↓

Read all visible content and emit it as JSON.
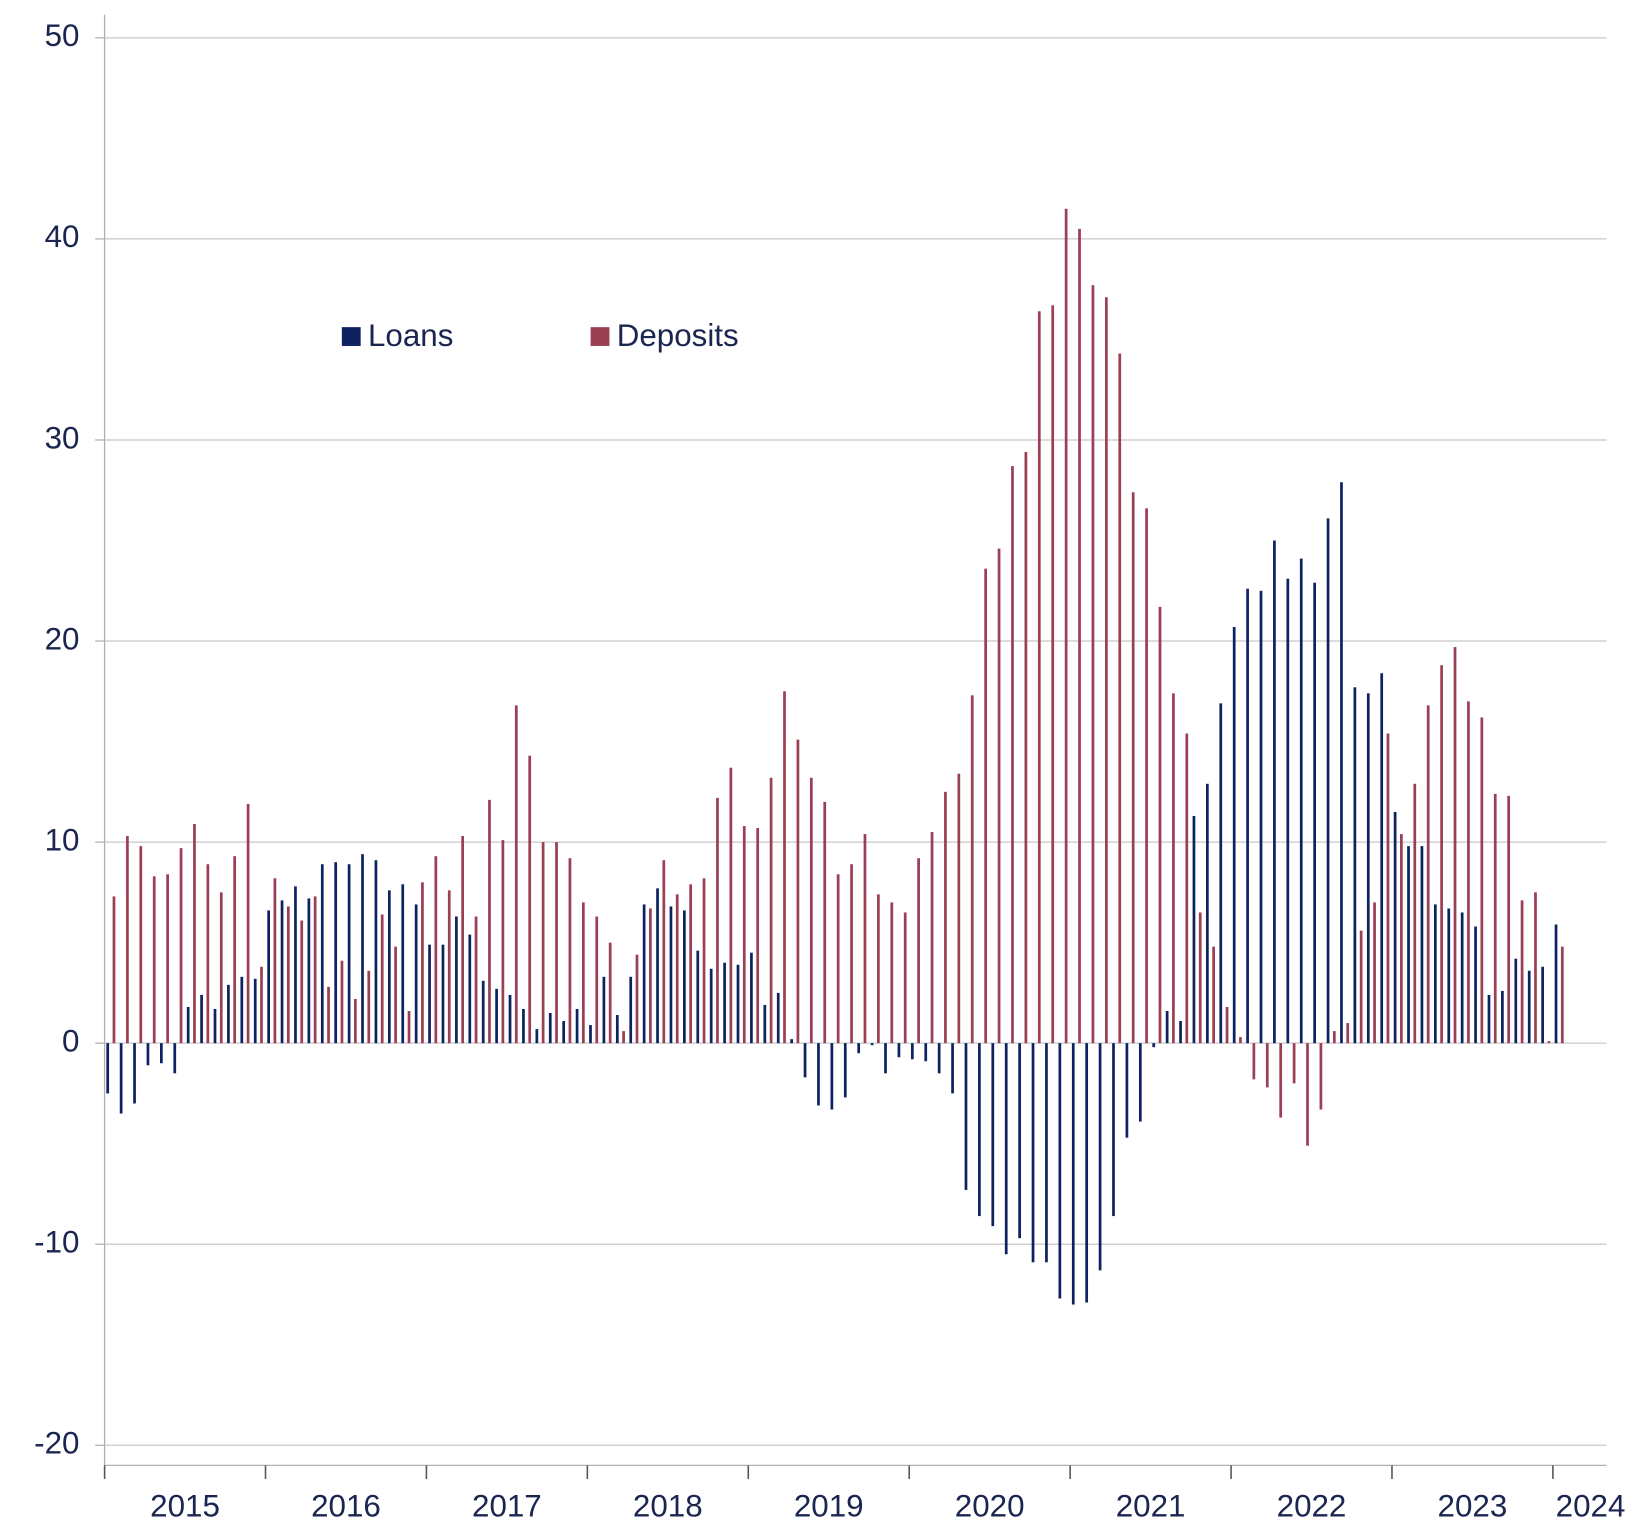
{
  "chart_data": {
    "type": "bar",
    "categories": [
      null,
      null,
      null,
      null,
      null,
      null,
      "2015",
      null,
      null,
      null,
      null,
      null,
      null,
      null,
      null,
      null,
      null,
      null,
      "2016",
      null,
      null,
      null,
      null,
      null,
      null,
      null,
      null,
      null,
      null,
      null,
      "2017",
      null,
      null,
      null,
      null,
      null,
      null,
      null,
      null,
      null,
      null,
      null,
      "2018",
      null,
      null,
      null,
      null,
      null,
      null,
      null,
      null,
      null,
      null,
      null,
      "2019",
      null,
      null,
      null,
      null,
      null,
      null,
      null,
      null,
      null,
      null,
      null,
      "2020",
      null,
      null,
      null,
      null,
      null,
      null,
      null,
      null,
      null,
      null,
      null,
      "2021",
      null,
      null,
      null,
      null,
      null,
      null,
      null,
      null,
      null,
      null,
      null,
      "2022",
      null,
      null,
      null,
      null,
      null,
      null,
      null,
      null,
      null,
      null,
      null,
      "2023",
      null,
      null,
      null,
      null,
      null,
      "2024"
    ],
    "series": [
      {
        "name": "Loans",
        "color": "#0d2260",
        "values": [
          -2.5,
          -3.5,
          -3.0,
          -1.1,
          -1.0,
          -1.5,
          1.8,
          2.4,
          1.7,
          2.9,
          3.3,
          3.2,
          6.6,
          7.1,
          7.8,
          7.2,
          8.9,
          9.0,
          8.9,
          9.4,
          9.1,
          7.6,
          7.9,
          6.9,
          4.9,
          4.9,
          6.3,
          5.4,
          3.1,
          2.7,
          2.4,
          1.7,
          0.7,
          1.5,
          1.1,
          1.7,
          0.9,
          3.3,
          1.4,
          3.3,
          6.9,
          7.7,
          6.8,
          6.6,
          4.6,
          3.7,
          4.0,
          3.9,
          4.5,
          1.9,
          2.5,
          0.2,
          -1.7,
          -3.1,
          -3.3,
          -2.7,
          -0.5,
          -0.1,
          -1.5,
          -0.7,
          -0.8,
          -0.9,
          -1.5,
          -2.5,
          -7.3,
          -8.6,
          -9.1,
          -10.5,
          -9.7,
          -10.9,
          -10.9,
          -12.7,
          -13.0,
          -12.9,
          -11.3,
          -8.6,
          -4.7,
          -3.9,
          -0.2,
          1.6,
          1.1,
          11.3,
          12.9,
          16.9,
          20.7,
          22.6,
          22.5,
          25.0,
          23.1,
          24.1,
          22.9,
          26.1,
          27.9,
          17.7,
          17.4,
          18.4,
          11.5,
          9.8,
          9.8,
          6.9,
          6.7,
          6.5,
          5.8,
          2.4,
          2.6,
          4.2,
          3.6,
          3.8,
          5.9
        ]
      },
      {
        "name": "Deposits",
        "color": "#9b3f54",
        "values": [
          7.3,
          10.3,
          9.8,
          8.3,
          8.4,
          9.7,
          10.9,
          8.9,
          7.5,
          9.3,
          11.9,
          3.8,
          8.2,
          6.8,
          6.1,
          7.3,
          2.8,
          4.1,
          2.2,
          3.6,
          6.4,
          4.8,
          1.6,
          8.0,
          9.3,
          7.6,
          10.3,
          6.3,
          12.1,
          10.1,
          16.8,
          14.3,
          10.0,
          10.0,
          9.2,
          7.0,
          6.3,
          5.0,
          0.6,
          4.4,
          6.7,
          9.1,
          7.4,
          7.9,
          8.2,
          12.2,
          13.7,
          10.8,
          10.7,
          13.2,
          17.5,
          15.1,
          13.2,
          12.0,
          8.4,
          8.9,
          10.4,
          7.4,
          7.0,
          6.5,
          9.2,
          10.5,
          12.5,
          13.4,
          17.3,
          23.6,
          24.6,
          28.7,
          29.4,
          36.4,
          36.7,
          41.5,
          40.5,
          37.7,
          37.1,
          34.3,
          27.4,
          26.6,
          21.7,
          17.4,
          15.4,
          6.5,
          4.8,
          1.8,
          0.3,
          -1.8,
          -2.2,
          -3.7,
          -2.0,
          -5.1,
          -3.3,
          0.6,
          1.0,
          5.6,
          7.0,
          15.4,
          10.4,
          12.9,
          16.8,
          18.8,
          19.7,
          17.0,
          16.2,
          12.4,
          12.3,
          7.1,
          7.5,
          0.1,
          4.8
        ]
      }
    ],
    "ylim": [
      -21,
      51
    ],
    "yticks": [
      -20,
      -10,
      0,
      10,
      20,
      30,
      40,
      50
    ],
    "grid": true,
    "legend": "top-left"
  }
}
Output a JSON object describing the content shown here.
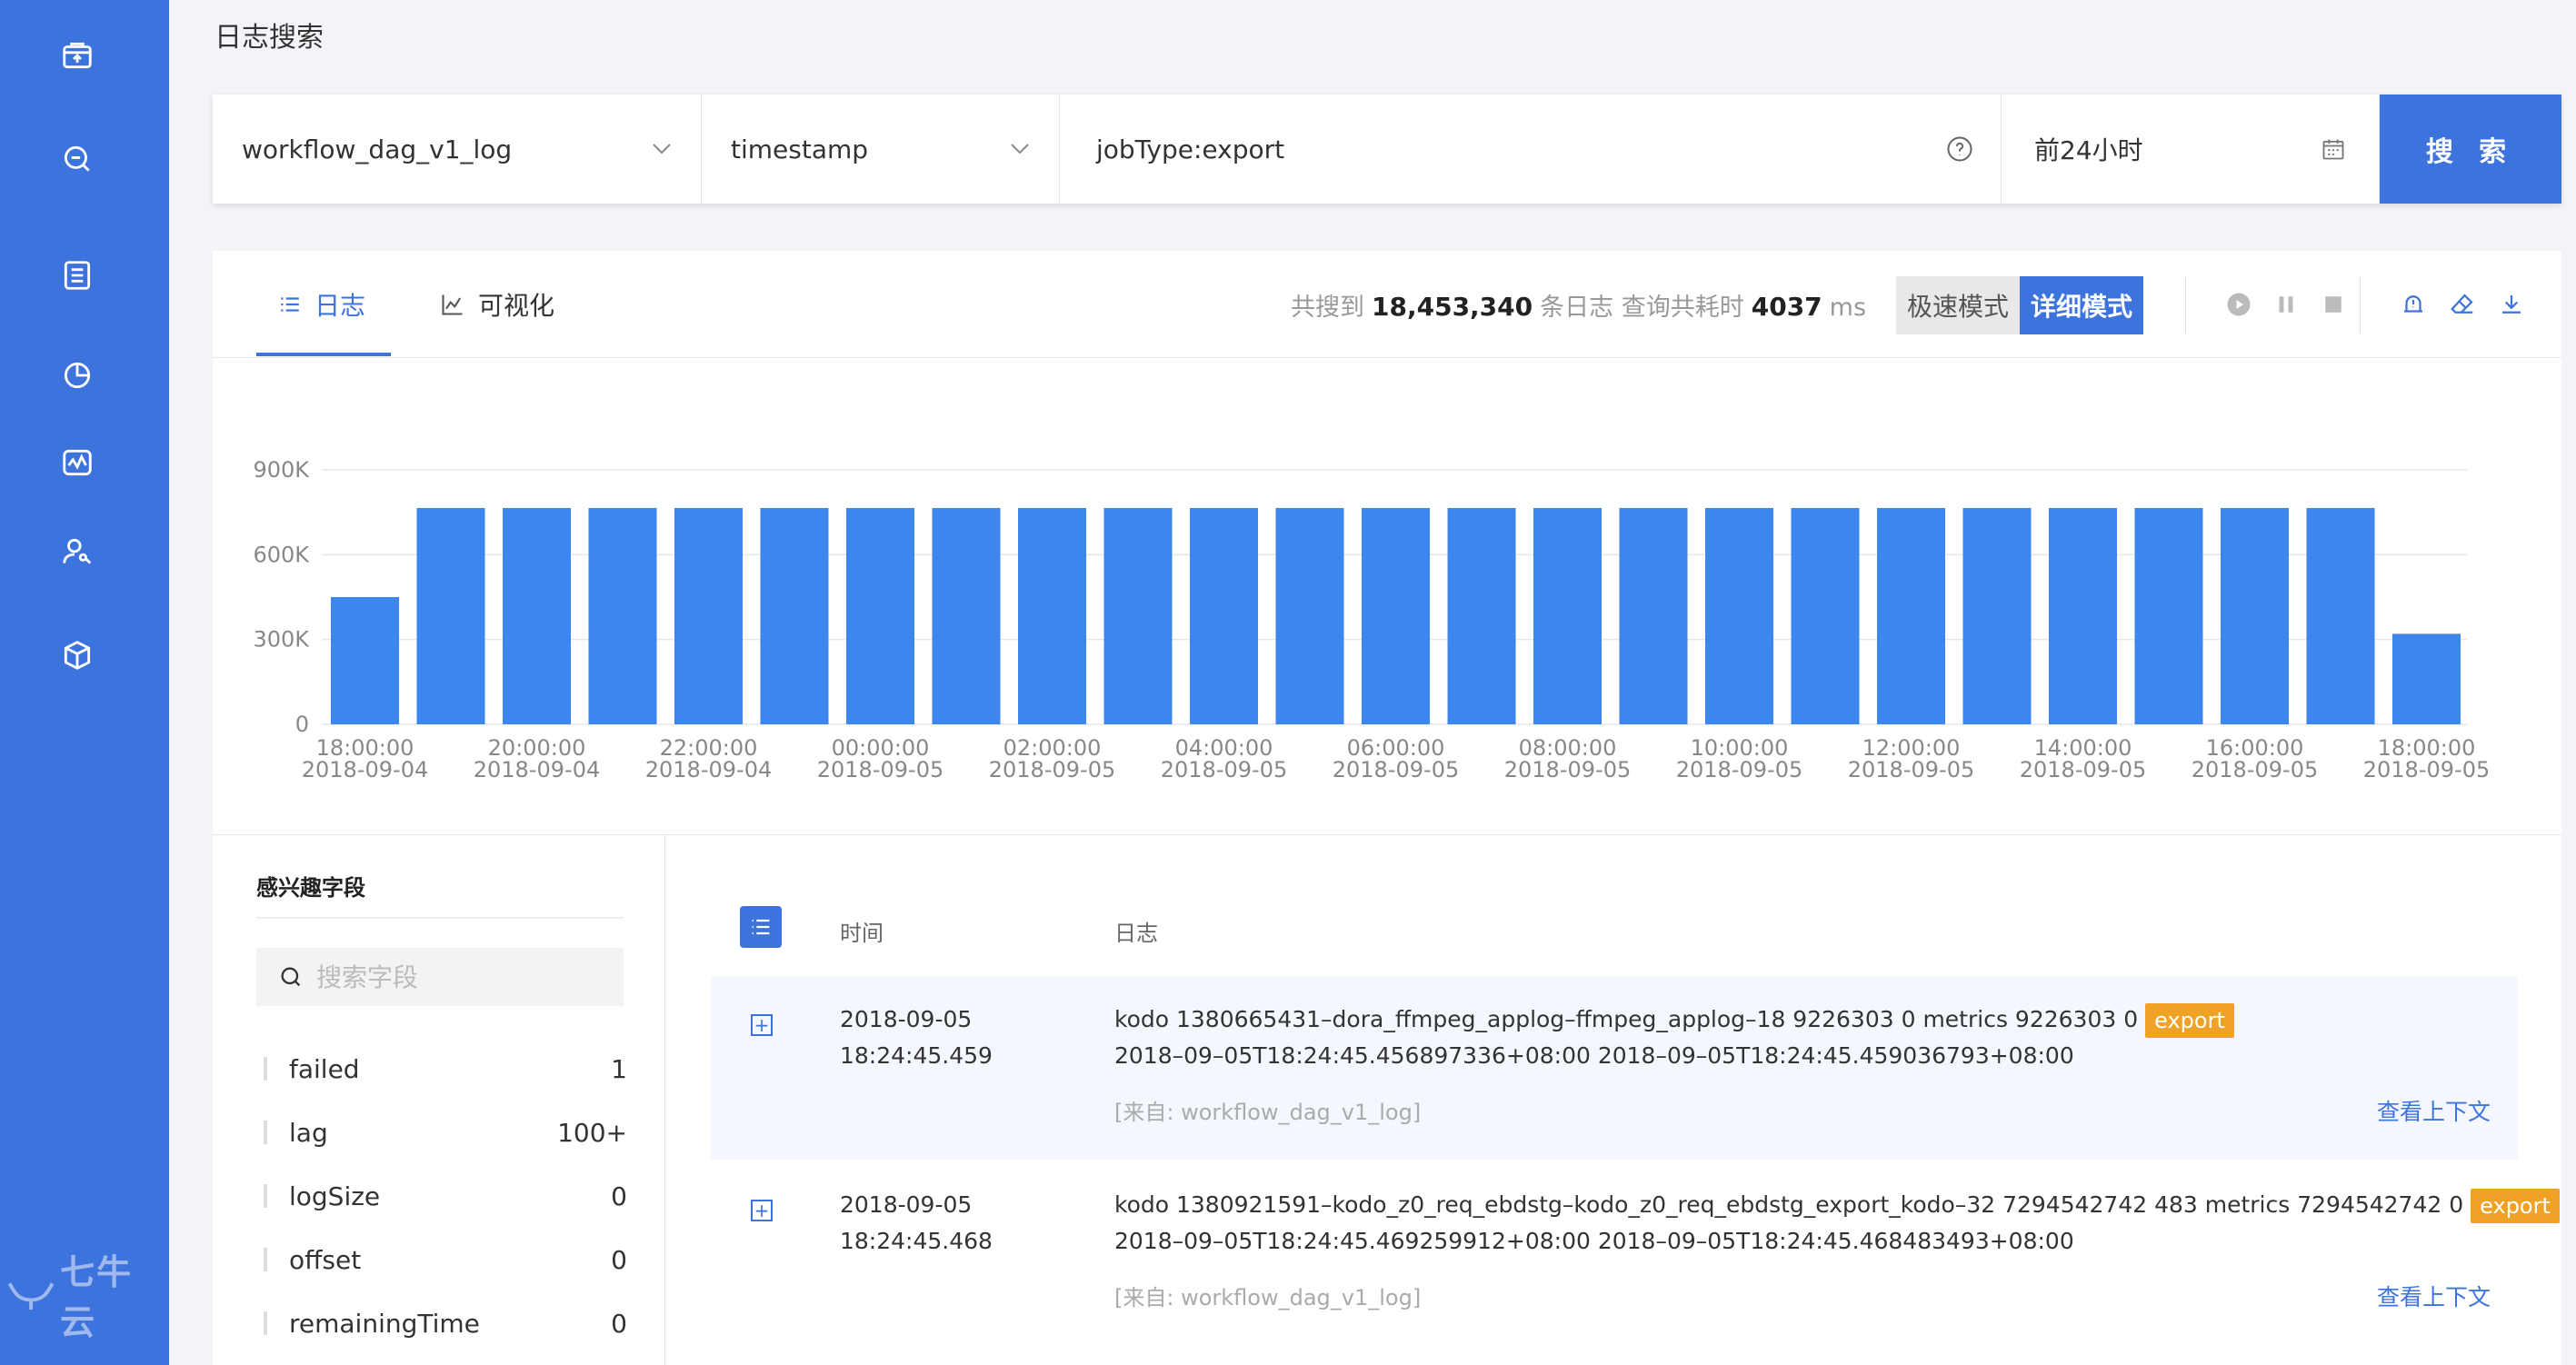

↑

▶ [What you need to do]: Retype the listing exactly. Pictures do not belong in the copy.

▶ [Solution to the problem]:
Read all visible content and emit it as JSON.
{
  "chart_data": {
    "type": "bar",
    "categories": [
      null,
      null,
      null,
      null,
      null,
      null,
      "2015",
      null,
      null,
      null,
      null,
      null,
      null,
      null,
      null,
      null,
      null,
      null,
      "2016",
      null,
      null,
      null,
      null,
      null,
      null,
      null,
      null,
      null,
      null,
      null,
      "2017",
      null,
      null,
      null,
      null,
      null,
      null,
      null,
      null,
      null,
      null,
      null,
      "2018",
      null,
      null,
      null,
      null,
      null,
      null,
      null,
      null,
      null,
      null,
      null,
      "2019",
      null,
      null,
      null,
      null,
      null,
      null,
      null,
      null,
      null,
      null,
      null,
      "2020",
      null,
      null,
      null,
      null,
      null,
      null,
      null,
      null,
      null,
      null,
      null,
      "2021",
      null,
      null,
      null,
      null,
      null,
      null,
      null,
      null,
      null,
      null,
      null,
      "2022",
      null,
      null,
      null,
      null,
      null,
      null,
      null,
      null,
      null,
      null,
      null,
      "2023",
      null,
      null,
      null,
      null,
      null,
      "2024"
    ],
    "series": [
      {
        "name": "Loans",
        "color": "#0d2260",
        "values": [
          -2.5,
          -3.5,
          -3.0,
          -1.1,
          -1.0,
          -1.5,
          1.8,
          2.4,
          1.7,
          2.9,
          3.3,
          3.2,
          6.6,
          7.1,
          7.8,
          7.2,
          8.9,
          9.0,
          8.9,
          9.4,
          9.1,
          7.6,
          7.9,
          6.9,
          4.9,
          4.9,
          6.3,
          5.4,
          3.1,
          2.7,
          2.4,
          1.7,
          0.7,
          1.5,
          1.1,
          1.7,
          0.9,
          3.3,
          1.4,
          3.3,
          6.9,
          7.7,
          6.8,
          6.6,
          4.6,
          3.7,
          4.0,
          3.9,
          4.5,
          1.9,
          2.5,
          0.2,
          -1.7,
          -3.1,
          -3.3,
          -2.7,
          -0.5,
          -0.1,
          -1.5,
          -0.7,
          -0.8,
          -0.9,
          -1.5,
          -2.5,
          -7.3,
          -8.6,
          -9.1,
          -10.5,
          -9.7,
          -10.9,
          -10.9,
          -12.7,
          -13.0,
          -12.9,
          -11.3,
          -8.6,
          -4.7,
          -3.9,
          -0.2,
          1.6,
          1.1,
          11.3,
          12.9,
          16.9,
          20.7,
          22.6,
          22.5,
          25.0,
          23.1,
          24.1,
          22.9,
          26.1,
          27.9,
          17.7,
          17.4,
          18.4,
          11.5,
          9.8,
          9.8,
          6.9,
          6.7,
          6.5,
          5.8,
          2.4,
          2.6,
          4.2,
          3.6,
          3.8,
          5.9
        ]
      },
      {
        "name": "Deposits",
        "color": "#9b3f54",
        "values": [
          7.3,
          10.3,
          9.8,
          8.3,
          8.4,
          9.7,
          10.9,
          8.9,
          7.5,
          9.3,
          11.9,
          3.8,
          8.2,
          6.8,
          6.1,
          7.3,
          2.8,
          4.1,
          2.2,
          3.6,
          6.4,
          4.8,
          1.6,
          8.0,
          9.3,
          7.6,
          10.3,
          6.3,
          12.1,
          10.1,
          16.8,
          14.3,
          10.0,
          10.0,
          9.2,
          7.0,
          6.3,
          5.0,
          0.6,
          4.4,
          6.7,
          9.1,
          7.4,
          7.9,
          8.2,
          12.2,
          13.7,
          10.8,
          10.7,
          13.2,
          17.5,
          15.1,
          13.2,
          12.0,
          8.4,
          8.9,
          10.4,
          7.4,
          7.0,
          6.5,
          9.2,
          10.5,
          12.5,
          13.4,
          17.3,
          23.6,
          24.6,
          28.7,
          29.4,
          36.4,
          36.7,
          41.5,
          40.5,
          37.7,
          37.1,
          34.3,
          27.4,
          26.6,
          21.7,
          17.4,
          15.4,
          6.5,
          4.8,
          1.8,
          0.3,
          -1.8,
          -2.2,
          -3.7,
          -2.0,
          -5.1,
          -3.3,
          0.6,
          1.0,
          5.6,
          7.0,
          15.4,
          10.4,
          12.9,
          16.8,
          18.8,
          19.7,
          17.0,
          16.2,
          12.4,
          12.3,
          7.1,
          7.5,
          0.1,
          4.8
        ]
      }
    ],
    "ylim": [
      -21,
      51
    ],
    "yticks": [
      -20,
      -10,
      0,
      10,
      20,
      30,
      40,
      50
    ],
    "grid": true,
    "legend": "top-left"
  }
}
Output a JSON object describing the content shown here.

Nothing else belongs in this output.